> [Task to complete]: Output only the count of lines that contain "JSON".

> [Material for this exercise]:
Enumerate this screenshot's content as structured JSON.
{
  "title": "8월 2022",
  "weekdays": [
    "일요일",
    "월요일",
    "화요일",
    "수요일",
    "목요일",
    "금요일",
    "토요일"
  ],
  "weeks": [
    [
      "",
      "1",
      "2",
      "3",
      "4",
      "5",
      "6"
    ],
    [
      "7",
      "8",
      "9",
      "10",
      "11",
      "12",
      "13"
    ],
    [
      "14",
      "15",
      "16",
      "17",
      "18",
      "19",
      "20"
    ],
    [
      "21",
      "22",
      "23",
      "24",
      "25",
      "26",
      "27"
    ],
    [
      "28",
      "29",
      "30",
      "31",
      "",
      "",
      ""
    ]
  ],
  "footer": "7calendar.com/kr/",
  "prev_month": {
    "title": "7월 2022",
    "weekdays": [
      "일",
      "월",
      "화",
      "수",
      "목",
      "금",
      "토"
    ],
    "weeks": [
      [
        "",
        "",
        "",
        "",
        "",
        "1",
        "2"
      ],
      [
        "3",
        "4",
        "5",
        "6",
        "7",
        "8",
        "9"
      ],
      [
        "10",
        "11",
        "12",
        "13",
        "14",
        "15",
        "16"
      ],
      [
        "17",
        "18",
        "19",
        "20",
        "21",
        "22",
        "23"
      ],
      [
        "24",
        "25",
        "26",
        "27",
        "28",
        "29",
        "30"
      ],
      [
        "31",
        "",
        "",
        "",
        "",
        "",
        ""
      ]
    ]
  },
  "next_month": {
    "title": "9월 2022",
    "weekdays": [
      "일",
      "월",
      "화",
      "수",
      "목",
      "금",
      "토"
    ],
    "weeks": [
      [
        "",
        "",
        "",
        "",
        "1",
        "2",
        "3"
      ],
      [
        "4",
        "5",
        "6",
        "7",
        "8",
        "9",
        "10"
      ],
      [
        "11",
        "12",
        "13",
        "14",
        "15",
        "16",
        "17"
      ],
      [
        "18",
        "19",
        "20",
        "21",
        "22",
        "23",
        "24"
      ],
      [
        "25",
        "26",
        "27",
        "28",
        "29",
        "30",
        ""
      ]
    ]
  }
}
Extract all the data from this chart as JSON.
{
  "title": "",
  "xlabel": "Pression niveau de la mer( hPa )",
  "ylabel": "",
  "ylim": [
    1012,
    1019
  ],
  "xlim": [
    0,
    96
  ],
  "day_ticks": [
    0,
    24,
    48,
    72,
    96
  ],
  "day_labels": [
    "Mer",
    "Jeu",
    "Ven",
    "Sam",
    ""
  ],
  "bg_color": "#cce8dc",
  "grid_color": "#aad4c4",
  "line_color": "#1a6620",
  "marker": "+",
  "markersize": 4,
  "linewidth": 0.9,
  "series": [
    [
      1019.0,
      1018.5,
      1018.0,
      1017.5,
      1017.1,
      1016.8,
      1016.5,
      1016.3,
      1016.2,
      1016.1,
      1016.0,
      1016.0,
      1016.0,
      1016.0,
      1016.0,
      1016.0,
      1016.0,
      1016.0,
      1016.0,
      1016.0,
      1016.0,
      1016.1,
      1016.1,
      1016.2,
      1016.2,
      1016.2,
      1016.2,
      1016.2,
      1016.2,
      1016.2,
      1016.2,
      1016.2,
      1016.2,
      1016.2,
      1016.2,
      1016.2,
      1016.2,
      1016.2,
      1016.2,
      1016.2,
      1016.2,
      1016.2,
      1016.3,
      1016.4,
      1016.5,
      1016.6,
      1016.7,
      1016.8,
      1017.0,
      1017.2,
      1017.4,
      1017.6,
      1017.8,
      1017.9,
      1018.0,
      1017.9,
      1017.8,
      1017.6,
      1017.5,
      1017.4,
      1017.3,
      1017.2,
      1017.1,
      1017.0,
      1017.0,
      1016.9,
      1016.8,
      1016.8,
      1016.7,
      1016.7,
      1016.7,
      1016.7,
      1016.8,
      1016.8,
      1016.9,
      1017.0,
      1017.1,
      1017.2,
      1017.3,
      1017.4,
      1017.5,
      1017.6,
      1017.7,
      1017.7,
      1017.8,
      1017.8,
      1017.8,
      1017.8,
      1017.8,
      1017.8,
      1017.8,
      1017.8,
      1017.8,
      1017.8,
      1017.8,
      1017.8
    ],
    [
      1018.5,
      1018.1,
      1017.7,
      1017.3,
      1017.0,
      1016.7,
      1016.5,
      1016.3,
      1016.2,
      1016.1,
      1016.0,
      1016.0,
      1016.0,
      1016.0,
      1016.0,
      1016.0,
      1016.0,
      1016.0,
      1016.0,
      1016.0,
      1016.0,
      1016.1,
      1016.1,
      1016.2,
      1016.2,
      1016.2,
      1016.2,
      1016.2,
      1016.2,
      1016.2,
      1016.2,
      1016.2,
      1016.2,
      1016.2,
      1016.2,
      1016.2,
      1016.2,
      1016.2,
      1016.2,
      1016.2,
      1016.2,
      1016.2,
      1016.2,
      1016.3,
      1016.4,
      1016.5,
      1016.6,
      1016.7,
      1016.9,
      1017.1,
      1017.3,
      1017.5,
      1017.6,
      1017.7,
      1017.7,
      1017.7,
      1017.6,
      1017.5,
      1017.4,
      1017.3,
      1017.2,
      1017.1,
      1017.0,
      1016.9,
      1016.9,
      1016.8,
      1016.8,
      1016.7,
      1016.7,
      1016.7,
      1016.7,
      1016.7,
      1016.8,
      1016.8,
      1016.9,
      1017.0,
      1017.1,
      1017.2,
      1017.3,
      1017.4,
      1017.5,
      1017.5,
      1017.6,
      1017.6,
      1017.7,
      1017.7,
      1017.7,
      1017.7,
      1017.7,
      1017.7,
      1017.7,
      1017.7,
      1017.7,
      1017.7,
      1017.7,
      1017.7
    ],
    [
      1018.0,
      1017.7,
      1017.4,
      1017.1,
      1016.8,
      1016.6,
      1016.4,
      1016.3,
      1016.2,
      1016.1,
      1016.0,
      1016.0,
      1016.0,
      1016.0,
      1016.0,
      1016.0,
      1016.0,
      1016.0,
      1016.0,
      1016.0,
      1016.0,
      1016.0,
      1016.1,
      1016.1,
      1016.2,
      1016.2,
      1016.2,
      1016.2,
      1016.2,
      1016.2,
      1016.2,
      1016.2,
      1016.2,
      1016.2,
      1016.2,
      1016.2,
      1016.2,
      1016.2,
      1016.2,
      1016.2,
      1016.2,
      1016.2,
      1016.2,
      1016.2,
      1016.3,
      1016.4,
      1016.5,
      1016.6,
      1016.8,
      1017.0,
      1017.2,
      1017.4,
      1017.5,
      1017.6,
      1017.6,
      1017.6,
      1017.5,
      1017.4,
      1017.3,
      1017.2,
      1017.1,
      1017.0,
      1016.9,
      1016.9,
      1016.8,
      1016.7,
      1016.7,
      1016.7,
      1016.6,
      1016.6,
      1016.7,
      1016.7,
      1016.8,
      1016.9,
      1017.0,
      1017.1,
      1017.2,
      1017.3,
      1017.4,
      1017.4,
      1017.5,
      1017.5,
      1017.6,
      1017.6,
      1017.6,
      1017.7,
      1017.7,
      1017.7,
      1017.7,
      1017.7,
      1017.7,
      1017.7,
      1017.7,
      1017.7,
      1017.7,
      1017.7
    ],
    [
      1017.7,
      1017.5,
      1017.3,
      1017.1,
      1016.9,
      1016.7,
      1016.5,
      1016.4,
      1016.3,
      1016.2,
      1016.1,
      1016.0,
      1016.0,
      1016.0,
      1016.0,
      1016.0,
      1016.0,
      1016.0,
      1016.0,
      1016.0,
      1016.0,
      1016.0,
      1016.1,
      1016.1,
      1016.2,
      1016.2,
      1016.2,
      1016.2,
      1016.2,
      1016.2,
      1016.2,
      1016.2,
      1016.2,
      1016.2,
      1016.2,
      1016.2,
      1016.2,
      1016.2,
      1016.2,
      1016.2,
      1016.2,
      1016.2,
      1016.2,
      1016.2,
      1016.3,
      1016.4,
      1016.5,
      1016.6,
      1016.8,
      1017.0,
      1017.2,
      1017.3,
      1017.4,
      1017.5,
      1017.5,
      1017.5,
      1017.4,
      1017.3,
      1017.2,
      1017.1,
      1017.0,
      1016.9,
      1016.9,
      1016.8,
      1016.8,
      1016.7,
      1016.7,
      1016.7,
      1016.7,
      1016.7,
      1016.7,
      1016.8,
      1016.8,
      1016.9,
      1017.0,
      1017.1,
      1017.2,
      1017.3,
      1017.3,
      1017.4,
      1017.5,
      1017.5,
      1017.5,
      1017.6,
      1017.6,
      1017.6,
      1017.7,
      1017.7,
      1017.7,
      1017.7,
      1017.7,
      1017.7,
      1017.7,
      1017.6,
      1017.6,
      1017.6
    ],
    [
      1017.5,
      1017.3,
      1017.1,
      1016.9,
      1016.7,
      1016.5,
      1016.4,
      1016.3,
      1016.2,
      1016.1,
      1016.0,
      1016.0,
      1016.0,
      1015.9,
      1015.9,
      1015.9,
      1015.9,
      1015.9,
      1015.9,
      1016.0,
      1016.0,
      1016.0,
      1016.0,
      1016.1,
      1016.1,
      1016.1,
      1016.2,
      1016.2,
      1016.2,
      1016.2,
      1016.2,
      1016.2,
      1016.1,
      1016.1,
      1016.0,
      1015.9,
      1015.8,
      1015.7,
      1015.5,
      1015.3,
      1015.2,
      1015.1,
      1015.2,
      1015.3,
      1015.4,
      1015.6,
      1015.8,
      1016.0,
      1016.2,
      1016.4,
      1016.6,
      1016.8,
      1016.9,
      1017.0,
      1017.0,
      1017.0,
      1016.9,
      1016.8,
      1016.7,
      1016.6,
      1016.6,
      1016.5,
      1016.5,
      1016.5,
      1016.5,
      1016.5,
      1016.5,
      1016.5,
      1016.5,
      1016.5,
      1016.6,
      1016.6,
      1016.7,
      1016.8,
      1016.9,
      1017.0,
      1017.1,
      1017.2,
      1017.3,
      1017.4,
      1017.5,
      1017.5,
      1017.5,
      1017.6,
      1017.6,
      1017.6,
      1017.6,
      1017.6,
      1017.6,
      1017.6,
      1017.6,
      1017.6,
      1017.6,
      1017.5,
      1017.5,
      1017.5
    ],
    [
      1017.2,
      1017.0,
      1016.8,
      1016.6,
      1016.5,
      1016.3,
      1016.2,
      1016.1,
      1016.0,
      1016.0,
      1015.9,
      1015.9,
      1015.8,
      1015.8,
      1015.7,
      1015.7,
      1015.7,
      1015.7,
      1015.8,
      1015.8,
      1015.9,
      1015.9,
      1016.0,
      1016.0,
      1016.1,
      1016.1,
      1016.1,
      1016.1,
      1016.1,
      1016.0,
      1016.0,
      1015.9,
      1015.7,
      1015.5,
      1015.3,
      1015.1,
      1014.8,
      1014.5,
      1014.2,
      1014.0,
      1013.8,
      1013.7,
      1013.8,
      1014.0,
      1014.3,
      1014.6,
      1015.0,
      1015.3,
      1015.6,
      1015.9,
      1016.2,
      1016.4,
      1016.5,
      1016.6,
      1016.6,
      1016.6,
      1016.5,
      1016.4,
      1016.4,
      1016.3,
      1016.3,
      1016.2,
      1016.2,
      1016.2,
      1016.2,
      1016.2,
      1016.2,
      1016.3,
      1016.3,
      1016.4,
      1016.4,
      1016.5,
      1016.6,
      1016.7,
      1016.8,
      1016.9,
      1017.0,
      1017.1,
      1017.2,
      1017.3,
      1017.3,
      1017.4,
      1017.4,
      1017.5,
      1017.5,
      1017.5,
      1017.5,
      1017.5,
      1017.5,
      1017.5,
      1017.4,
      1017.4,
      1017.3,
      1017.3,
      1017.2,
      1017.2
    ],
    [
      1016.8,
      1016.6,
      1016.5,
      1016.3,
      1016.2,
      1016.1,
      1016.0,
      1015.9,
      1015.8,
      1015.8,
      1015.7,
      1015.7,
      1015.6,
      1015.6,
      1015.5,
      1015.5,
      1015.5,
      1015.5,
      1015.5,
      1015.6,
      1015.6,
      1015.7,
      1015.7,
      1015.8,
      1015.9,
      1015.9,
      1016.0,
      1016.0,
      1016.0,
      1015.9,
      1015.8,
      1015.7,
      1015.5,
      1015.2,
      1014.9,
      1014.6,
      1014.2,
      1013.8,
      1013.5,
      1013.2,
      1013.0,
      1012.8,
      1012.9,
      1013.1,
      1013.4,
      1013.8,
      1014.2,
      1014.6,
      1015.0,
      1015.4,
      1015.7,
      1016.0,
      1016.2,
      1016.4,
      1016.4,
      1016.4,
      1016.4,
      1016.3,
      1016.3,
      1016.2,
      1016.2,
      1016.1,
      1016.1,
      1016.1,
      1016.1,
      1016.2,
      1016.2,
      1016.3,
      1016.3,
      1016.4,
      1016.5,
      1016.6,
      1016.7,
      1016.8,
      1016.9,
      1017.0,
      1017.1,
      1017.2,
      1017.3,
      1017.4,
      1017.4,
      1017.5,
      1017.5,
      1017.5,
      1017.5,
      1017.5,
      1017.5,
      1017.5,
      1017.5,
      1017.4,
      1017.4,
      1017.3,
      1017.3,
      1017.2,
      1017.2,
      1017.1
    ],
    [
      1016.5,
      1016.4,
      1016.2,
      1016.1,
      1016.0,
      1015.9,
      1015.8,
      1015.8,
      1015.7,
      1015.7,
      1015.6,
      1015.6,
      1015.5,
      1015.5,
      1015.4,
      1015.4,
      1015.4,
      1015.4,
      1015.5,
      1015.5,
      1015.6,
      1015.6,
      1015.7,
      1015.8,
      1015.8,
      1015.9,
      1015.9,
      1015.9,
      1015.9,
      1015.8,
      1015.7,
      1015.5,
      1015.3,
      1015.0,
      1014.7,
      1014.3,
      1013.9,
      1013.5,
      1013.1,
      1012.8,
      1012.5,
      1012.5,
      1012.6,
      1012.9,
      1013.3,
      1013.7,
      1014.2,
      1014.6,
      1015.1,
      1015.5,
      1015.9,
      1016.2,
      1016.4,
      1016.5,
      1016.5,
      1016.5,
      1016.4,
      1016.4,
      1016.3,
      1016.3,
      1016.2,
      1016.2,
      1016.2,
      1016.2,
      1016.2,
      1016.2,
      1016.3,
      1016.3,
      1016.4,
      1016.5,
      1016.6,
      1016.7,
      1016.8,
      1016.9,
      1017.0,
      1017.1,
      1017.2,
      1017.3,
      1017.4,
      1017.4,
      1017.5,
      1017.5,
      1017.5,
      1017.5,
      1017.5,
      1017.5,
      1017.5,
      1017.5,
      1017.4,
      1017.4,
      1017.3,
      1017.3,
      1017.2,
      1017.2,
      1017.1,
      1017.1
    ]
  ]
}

> [Response to this task]: 2